Input material:
──────

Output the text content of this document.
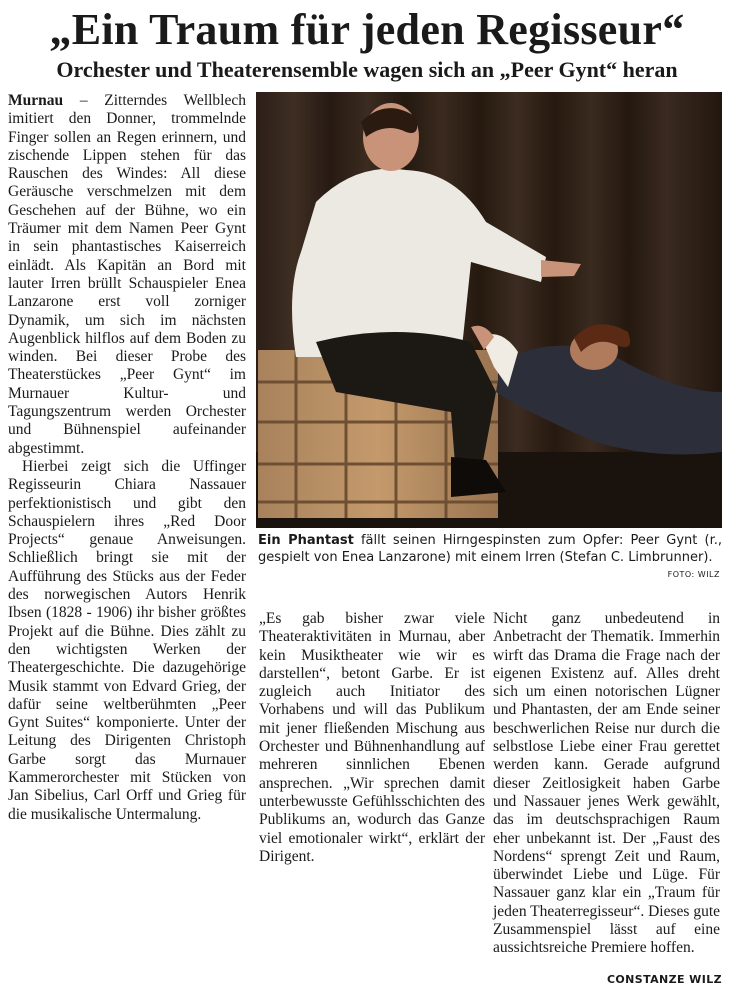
„Ein Traum für jeden Regisseur“
Orchester und Theaterensemble wagen sich an „Peer Gynt“ heran

Murnau – Zitterndes Wellblech imitiert den Donner, trommelnde Finger sollen an Regen erinnern, und zischende Lippen stehen für das Rauschen des Windes: All diese Geräusche verschmelzen mit dem Geschehen auf der Bühne, wo ein Träumer mit dem Namen Peer Gynt in sein phantastisches Kaiserreich einlädt. Als Kapitän an Bord mit lauter Irren brüllt Schauspieler Enea Lanzarone erst voll zorniger Dynamik, um sich im nächsten Augenblick hilflos auf dem Boden zu winden. Bei dieser Probe des Theaterstückes „Peer Gynt“ im Murnauer Kultur- und Tagungszentrum werden Orchester und Bühnenspiel aufeinander abgestimmt.

Hierbei zeigt sich die Uffinger Regisseurin Chiara Nassauer perfektionistisch und gibt den Schauspielern ihres „Red Door Projects“ genaue Anweisungen. Schließlich bringt sie mit der Aufführung des Stücks aus der Feder des norwegischen Autors Henrik Ibsen (1828 - 1906) ihr bisher größtes Projekt auf die Bühne. Dies zählt zu den wichtigsten Werken der Theatergeschichte. Die dazugehörige Musik stammt von Edvard Grieg, der dafür seine weltberühmten „Peer Gynt Suites“ komponierte. Unter der Leitung des Dirigenten Christoph Garbe sorgt das Murnauer Kammerorchester mit Stücken von Jan Sibelius, Carl Orff und Grieg für die musikalische Untermalung.

Ein Phantast fällt seinen Hirngespinsten zum Opfer: Peer Gynt (r., gespielt von Enea Lanzarone) mit einem Irren (Stefan C. Limbrunner).
FOTO: WILZ

„Es gab bisher zwar viele Theateraktivitäten in Murnau, aber kein Musiktheater wie wir es darstellen“, betont Garbe. Er ist zugleich auch Initiator des Vorhabens und will das Publikum mit jener fließenden Mischung aus Orchester und Bühnenhandlung auf mehreren sinnlichen Ebenen ansprechen. „Wir sprechen damit unterbewusste Gefühlsschichten des Publikums an, wodurch das Ganze viel emotionaler wirkt“, erklärt der Dirigent.

Nicht ganz unbedeutend in Anbetracht der Thematik. Immerhin wirft das Drama die Frage nach der eigenen Existenz auf. Alles dreht sich um einen notorischen Lügner und Phantasten, der am Ende seiner beschwerlichen Reise nur durch die selbstlose Liebe einer Frau gerettet werden kann. Gerade aufgrund dieser Zeitlosigkeit haben Garbe und Nassauer jenes Werk gewählt, das im deutschsprachigen Raum eher unbekannt ist. Der „Faust des Nordens“ sprengt Zeit und Raum, überwindet Liebe und Lüge. Für Nassauer ganz klar ein „Traum für jeden Theaterregisseur“. Dieses gute Zusammenspiel lässt auf eine aussichtsreiche Premiere hoffen.

CONSTANZE WILZ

──────

Exercise details:
From start to finish, output the listing exactly, but omit its pictures.

Answer to the problem:
Output the text content of this document.
„Ein Traum für jeden Regisseur“
Orchester und Theaterensemble wagen sich an „Peer Gynt“ heran

Murnau – Zitterndes Wellblech imitiert den Donner, trommelnde Finger sollen an Regen erinnern, und zischende Lippen stehen für das Rauschen des Windes: All diese Geräusche verschmelzen mit dem Geschehen auf der Bühne, wo ein Träumer mit dem Namen Peer Gynt in sein phantastisches Kaiserreich einlädt. Als Kapitän an Bord mit lauter Irren brüllt Schauspieler Enea Lanzarone erst voll zorniger Dynamik, um sich im nächsten Augenblick hilflos auf dem Boden zu winden. Bei dieser Probe des Theaterstückes „Peer Gynt“ im Murnauer Kultur- und Tagungszentrum werden Orchester und Bühnenspiel aufeinander abgestimmt.

Hierbei zeigt sich die Uffinger Regisseurin Chiara Nassauer perfektionistisch und gibt den Schauspielern ihres „Red Door Projects“ genaue Anweisungen. Schließlich bringt sie mit der Aufführung des Stücks aus der Feder des norwegischen Autors Henrik Ibsen (1828 - 1906) ihr bisher größtes Projekt auf die Bühne. Dies zählt zu den wichtigsten Werken der Theatergeschichte. Die dazugehörige Musik stammt von Edvard Grieg, der dafür seine weltberühmten „Peer Gynt Suites“ komponierte. Unter der Leitung des Dirigenten Christoph Garbe sorgt das Murnauer Kammerorchester mit Stücken von Jan Sibelius, Carl Orff und Grieg für die musikalische Untermalung.

Ein Phantast fällt seinen Hirngespinsten zum Opfer: Peer Gynt (r., gespielt von Enea Lanzarone) mit einem Irren (Stefan C. Limbrunner).
FOTO: WILZ

„Es gab bisher zwar viele Theateraktivitäten in Murnau, aber kein Musiktheater wie wir es darstellen“, betont Garbe. Er ist zugleich auch Initiator des Vorhabens und will das Publikum mit jener fließenden Mischung aus Orchester und Bühnenhandlung auf mehreren sinnlichen Ebenen ansprechen. „Wir sprechen damit unterbewusste Gefühlsschichten des Publikums an, wodurch das Ganze viel emotionaler wirkt“, erklärt der Dirigent.

Nicht ganz unbedeutend in Anbetracht der Thematik. Immerhin wirft das Drama die Frage nach der eigenen Existenz auf. Alles dreht sich um einen notorischen Lügner und Phantasten, der am Ende seiner beschwerlichen Reise nur durch die selbstlose Liebe einer Frau gerettet werden kann. Gerade aufgrund dieser Zeitlosigkeit haben Garbe und Nassauer jenes Werk gewählt, das im deutschsprachigen Raum eher unbekannt ist. Der „Faust des Nordens“ sprengt Zeit und Raum, überwindet Liebe und Lüge. Für Nassauer ganz klar ein „Traum für jeden Theaterregisseur“. Dieses gute Zusammenspiel lässt auf eine aussichtsreiche Premiere hoffen.

CONSTANZE WILZ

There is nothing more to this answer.